Pada awal kemunculannya game di konsol hanya dapat dimainkan oleh satu atau dua orang saja. Namun dengan kemunculan games online ini, ribuan orang dapat bermain dalam waktu yang bersamaan dan di dalam satu server dengan fasilitas jaringan internet yang dapat menghubungkan banyak komputer menjadi satu jaringan. Kemunculan games ini kemudian diikuti dengan munculnya kecanduan akan berbagai jenis games ini. Efek kecanduan tersebut bukan hanya dirasakan oleh gamer itu sendiri namun juga dirasakan oleh orang-orang terdekatnya, seperti anggota dan teman sepermainan.

#### [Soal Latihan 1]
Menurut teks bacaan, berapa orang yang dapat memainkan game di konsol pada awal kemunculannya?
Entri berikut tidak berkaitan dengan teks bacaan.

#### [Cuplikan Data]

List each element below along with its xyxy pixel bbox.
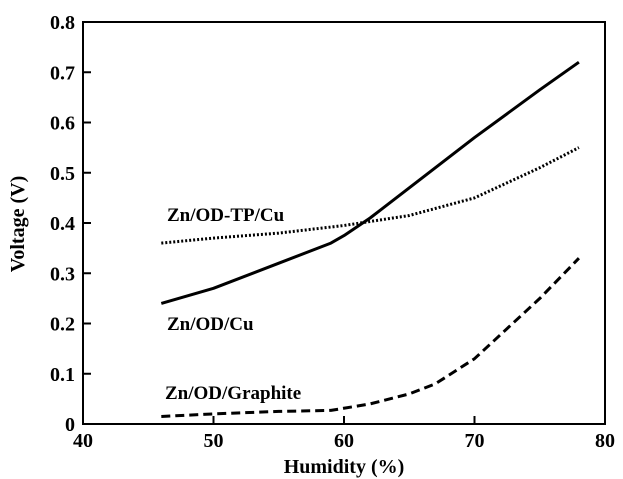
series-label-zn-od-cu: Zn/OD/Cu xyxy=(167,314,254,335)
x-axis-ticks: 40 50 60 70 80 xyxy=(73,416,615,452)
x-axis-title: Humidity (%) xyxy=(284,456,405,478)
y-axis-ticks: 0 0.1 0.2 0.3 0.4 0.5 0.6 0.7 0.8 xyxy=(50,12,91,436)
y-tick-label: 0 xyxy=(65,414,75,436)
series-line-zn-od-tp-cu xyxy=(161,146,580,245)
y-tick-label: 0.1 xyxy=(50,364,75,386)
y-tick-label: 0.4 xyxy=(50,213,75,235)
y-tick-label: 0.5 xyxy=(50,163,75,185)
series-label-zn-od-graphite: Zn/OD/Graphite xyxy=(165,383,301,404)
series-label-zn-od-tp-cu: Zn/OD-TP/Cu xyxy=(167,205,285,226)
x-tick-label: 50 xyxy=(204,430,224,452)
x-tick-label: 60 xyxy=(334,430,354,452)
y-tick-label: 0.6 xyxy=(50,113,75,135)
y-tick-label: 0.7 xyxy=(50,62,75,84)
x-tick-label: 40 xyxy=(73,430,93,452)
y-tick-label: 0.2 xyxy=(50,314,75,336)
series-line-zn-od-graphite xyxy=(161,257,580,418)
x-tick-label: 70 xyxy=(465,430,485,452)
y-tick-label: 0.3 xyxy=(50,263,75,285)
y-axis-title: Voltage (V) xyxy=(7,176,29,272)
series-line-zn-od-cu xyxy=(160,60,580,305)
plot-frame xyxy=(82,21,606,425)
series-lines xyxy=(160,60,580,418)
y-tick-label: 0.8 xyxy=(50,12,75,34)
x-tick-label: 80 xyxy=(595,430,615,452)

---

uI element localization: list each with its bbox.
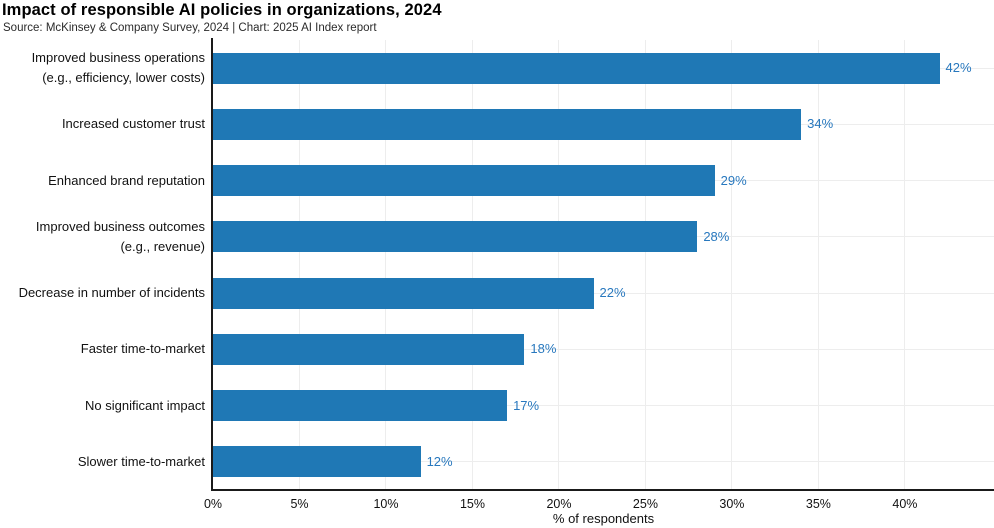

---

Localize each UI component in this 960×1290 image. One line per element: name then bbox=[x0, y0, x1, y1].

#### [Soal Latihan 2]
Daftarkan setiap baris entri yang mengandung string "axis", dengan membedakan huruf besar dan kecil.

#### [Pembahasan Jawaban 1]
Hanya satu atau dua orang saja.

#### [Pembahasan Jawaban 2]
x-axis-ticks: 40 50 60 70 80 xyxy=(73,416,615,452)
x-axis-title: Humidity (%) xyxy=(284,456,405,478)
y-axis-ticks: 0 0.1 0.2 0.3 0.4 0.5 0.6 0.7 0.8 xyxy=(50,12,91,436)
y-axis-title: Voltage (V) xyxy=(7,176,29,272)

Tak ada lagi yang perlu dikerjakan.